In the entries below, count each line holding the word "Пасхи". Answer with the total alone.

The records »
* START *

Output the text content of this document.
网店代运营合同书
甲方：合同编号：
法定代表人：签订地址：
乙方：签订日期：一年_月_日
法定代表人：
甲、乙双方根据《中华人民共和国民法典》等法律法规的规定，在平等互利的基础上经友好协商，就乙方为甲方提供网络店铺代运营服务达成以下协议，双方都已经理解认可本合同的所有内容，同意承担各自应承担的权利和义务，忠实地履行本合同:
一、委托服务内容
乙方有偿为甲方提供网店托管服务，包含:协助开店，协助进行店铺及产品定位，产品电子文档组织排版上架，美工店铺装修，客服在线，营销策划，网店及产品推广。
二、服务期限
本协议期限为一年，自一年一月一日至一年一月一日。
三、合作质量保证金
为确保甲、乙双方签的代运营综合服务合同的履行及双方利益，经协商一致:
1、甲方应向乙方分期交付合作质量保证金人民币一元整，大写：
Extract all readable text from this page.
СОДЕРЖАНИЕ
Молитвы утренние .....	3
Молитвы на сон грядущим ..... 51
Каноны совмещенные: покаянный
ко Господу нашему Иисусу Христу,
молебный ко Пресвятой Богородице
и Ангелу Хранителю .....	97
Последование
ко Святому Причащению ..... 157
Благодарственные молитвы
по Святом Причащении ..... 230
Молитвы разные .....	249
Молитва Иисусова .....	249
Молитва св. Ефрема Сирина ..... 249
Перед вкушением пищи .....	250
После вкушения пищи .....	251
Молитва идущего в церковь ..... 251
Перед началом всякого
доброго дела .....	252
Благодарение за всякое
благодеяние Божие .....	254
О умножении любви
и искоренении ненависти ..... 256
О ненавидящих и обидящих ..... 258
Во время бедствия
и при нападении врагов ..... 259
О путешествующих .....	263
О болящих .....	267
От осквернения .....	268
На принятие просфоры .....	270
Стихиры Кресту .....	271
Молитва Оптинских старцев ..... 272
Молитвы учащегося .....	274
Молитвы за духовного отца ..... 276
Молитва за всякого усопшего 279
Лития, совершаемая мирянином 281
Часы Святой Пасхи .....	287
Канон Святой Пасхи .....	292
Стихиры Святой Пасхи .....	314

* END *
* START *

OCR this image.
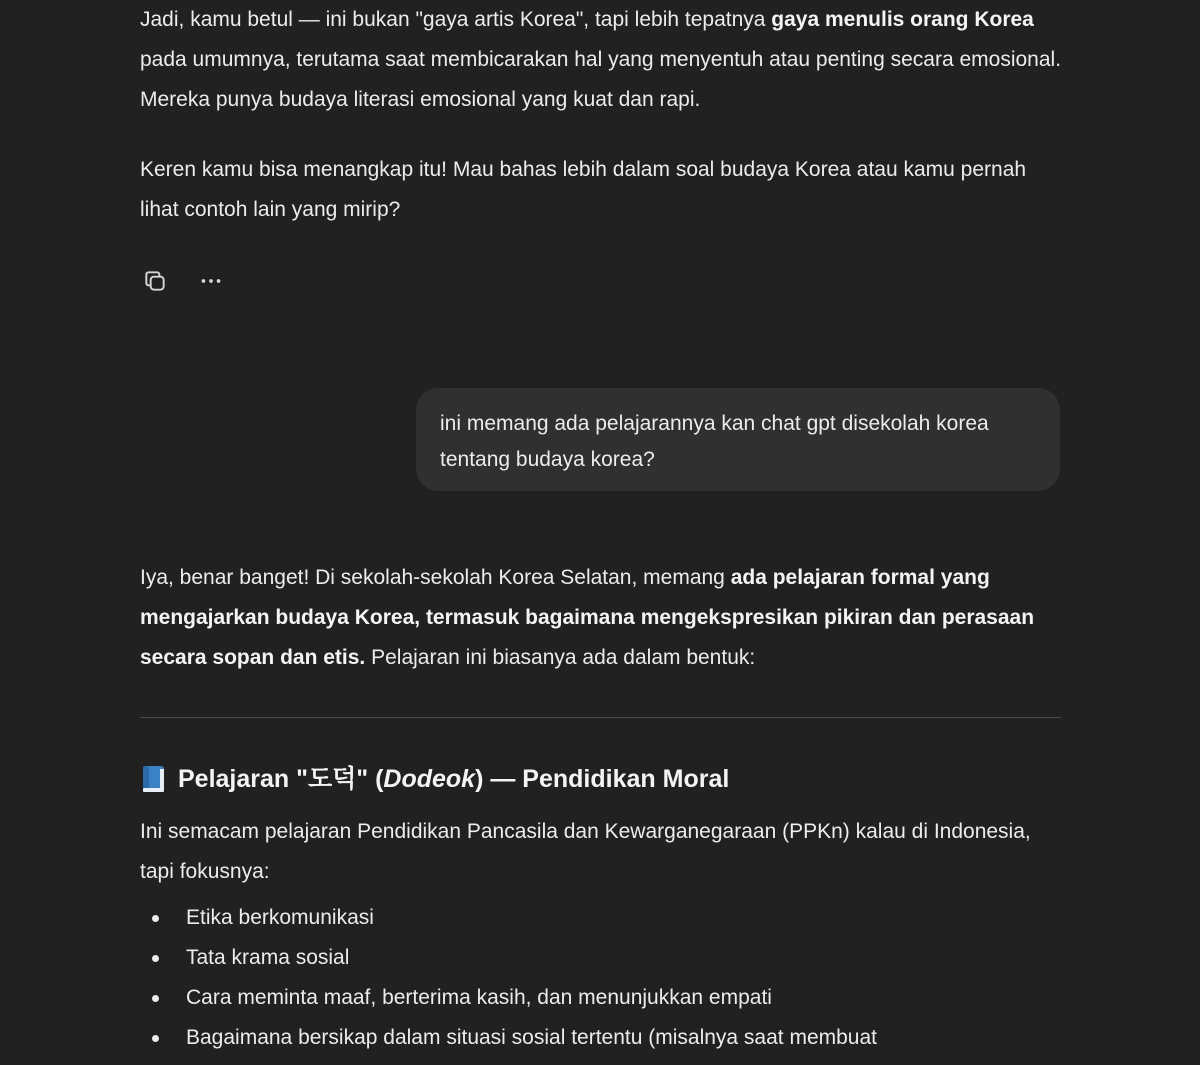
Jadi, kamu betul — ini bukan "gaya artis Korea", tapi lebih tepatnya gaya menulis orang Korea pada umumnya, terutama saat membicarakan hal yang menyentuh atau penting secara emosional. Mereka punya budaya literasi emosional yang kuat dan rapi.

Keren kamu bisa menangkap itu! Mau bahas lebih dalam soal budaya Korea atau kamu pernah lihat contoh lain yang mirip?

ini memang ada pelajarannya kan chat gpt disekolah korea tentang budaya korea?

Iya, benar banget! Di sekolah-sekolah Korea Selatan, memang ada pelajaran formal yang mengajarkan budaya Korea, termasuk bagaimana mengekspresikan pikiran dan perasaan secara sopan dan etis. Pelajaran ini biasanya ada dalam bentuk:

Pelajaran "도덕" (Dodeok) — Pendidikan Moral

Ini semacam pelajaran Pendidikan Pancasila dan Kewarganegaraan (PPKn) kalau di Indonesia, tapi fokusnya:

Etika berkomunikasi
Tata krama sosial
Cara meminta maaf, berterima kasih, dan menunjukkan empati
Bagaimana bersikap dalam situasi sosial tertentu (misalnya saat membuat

* END *

Task output » 3